• Your goal
Write out every line of the material exactly as it appears.

# Record set start

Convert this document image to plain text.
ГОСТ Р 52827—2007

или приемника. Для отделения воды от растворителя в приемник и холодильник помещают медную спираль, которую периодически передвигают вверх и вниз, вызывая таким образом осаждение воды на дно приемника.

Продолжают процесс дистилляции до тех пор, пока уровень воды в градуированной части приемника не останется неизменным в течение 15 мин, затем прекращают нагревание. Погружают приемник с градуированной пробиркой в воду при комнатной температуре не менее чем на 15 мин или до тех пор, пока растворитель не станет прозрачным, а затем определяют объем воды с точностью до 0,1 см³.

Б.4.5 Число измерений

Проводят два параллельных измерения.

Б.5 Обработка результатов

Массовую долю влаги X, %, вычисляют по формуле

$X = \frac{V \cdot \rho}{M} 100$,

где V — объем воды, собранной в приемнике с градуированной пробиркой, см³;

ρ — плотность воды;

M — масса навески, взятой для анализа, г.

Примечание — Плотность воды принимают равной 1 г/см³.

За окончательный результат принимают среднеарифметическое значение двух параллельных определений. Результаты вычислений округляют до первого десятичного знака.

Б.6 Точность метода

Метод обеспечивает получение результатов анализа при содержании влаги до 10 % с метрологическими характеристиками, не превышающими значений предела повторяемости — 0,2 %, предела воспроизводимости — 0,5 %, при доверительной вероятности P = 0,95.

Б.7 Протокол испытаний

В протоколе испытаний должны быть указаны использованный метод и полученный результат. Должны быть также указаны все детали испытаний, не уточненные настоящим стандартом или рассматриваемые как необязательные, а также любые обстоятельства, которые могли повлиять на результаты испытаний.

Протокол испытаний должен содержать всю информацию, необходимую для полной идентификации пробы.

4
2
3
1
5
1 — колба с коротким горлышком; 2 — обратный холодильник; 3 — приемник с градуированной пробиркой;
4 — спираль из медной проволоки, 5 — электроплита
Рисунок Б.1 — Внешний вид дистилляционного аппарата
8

# Record set end

• Completed exercise
Convert this document image to plain text.
ГОСТ Р 52827—2007

или приемника. Для отделения воды от растворителя в приемник и холодильник помещают медную спираль, которую периодически передвигают вверх и вниз, вызывая таким образом осаждение воды на дно приемника.

Продолжают процесс дистилляции до тех пор, пока уровень воды в градуированной части приемника не останется неизменным в течение 15 мин, затем прекращают нагревание. Погружают приемник с градуированной пробиркой в воду при комнатной температуре не менее чем на 15 мин или до тех пор, пока растворитель не станет прозрачным, а затем определяют объем воды с точностью до 0,1 см³.

Б.4.5 Число измерений

Проводят два параллельных измерения.

Б.5 Обработка результатов

Массовую долю влаги X, %, вычисляют по формуле

$X = \frac{V \cdot \rho}{M} 100$,

где V — объем воды, собранной в приемнике с градуированной пробиркой, см³;

ρ — плотность воды;

M — масса навески, взятой для анализа, г.

Примечание — Плотность воды принимают равной 1 г/см³.

За окончательный результат принимают среднеарифметическое значение двух параллельных определений. Результаты вычислений округляют до первого десятичного знака.

Б.6 Точность метода

Метод обеспечивает получение результатов анализа при содержании влаги до 10 % с метрологическими характеристиками, не превышающими значений предела повторяемости — 0,2 %, предела воспроизводимости — 0,5 %, при доверительной вероятности P = 0,95.

Б.7 Протокол испытаний

В протоколе испытаний должны быть указаны использованный метод и полученный результат. Должны быть также указаны все детали испытаний, не уточненные настоящим стандартом или рассматриваемые как необязательные, а также любые обстоятельства, которые могли повлиять на результаты испытаний.

Протокол испытаний должен содержать всю информацию, необходимую для полной идентификации пробы.

4
2
3
1
5
1 — колба с коротким горлышком; 2 — обратный холодильник; 3 — приемник с градуированной пробиркой;
4 — спираль из медной проволоки, 5 — электроплита
Рисунок Б.1 — Внешний вид дистилляционного аппарата
8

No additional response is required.